* START Records provided *
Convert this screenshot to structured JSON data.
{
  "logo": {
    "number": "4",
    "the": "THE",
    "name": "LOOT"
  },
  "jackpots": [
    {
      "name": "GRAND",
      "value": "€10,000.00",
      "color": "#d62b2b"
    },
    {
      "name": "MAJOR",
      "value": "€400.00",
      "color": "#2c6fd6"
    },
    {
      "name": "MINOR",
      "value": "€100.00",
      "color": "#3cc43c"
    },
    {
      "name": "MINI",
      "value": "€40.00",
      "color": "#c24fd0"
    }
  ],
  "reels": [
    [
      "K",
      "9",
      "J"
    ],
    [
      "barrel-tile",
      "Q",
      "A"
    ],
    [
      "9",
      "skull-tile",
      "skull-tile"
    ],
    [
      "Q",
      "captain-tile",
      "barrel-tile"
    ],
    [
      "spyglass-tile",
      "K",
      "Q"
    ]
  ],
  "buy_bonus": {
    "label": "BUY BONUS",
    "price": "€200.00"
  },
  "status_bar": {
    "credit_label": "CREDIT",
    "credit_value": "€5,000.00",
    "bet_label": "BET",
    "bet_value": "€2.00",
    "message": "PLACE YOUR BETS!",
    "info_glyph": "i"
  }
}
* END Records provided *
**Exercise directions**. From the records above, extract everything verbatim.

**Answer to the exercise**.
Convert this screenshot to structured JSON data.
{
  "logo": {
    "number": "4",
    "the": "THE",
    "name": "LOOT"
  },
  "jackpots": [
    {
      "name": "GRAND",
      "value": "€10,000.00",
      "color": "#d62b2b"
    },
    {
      "name": "MAJOR",
      "value": "€400.00",
      "color": "#2c6fd6"
    },
    {
      "name": "MINOR",
      "value": "€100.00",
      "color": "#3cc43c"
    },
    {
      "name": "MINI",
      "value": "€40.00",
      "color": "#c24fd0"
    }
  ],
  "reels": [
    [
      "K",
      "9",
      "J"
    ],
    [
      "barrel-tile",
      "Q",
      "A"
    ],
    [
      "9",
      "skull-tile",
      "skull-tile"
    ],
    [
      "Q",
      "captain-tile",
      "barrel-tile"
    ],
    [
      "spyglass-tile",
      "K",
      "Q"
    ]
  ],
  "buy_bonus": {
    "label": "BUY BONUS",
    "price": "€200.00"
  },
  "status_bar": {
    "credit_label": "CREDIT",
    "credit_value": "€5,000.00",
    "bet_label": "BET",
    "bet_value": "€2.00",
    "message": "PLACE YOUR BETS!",
    "info_glyph": "i"
  }
}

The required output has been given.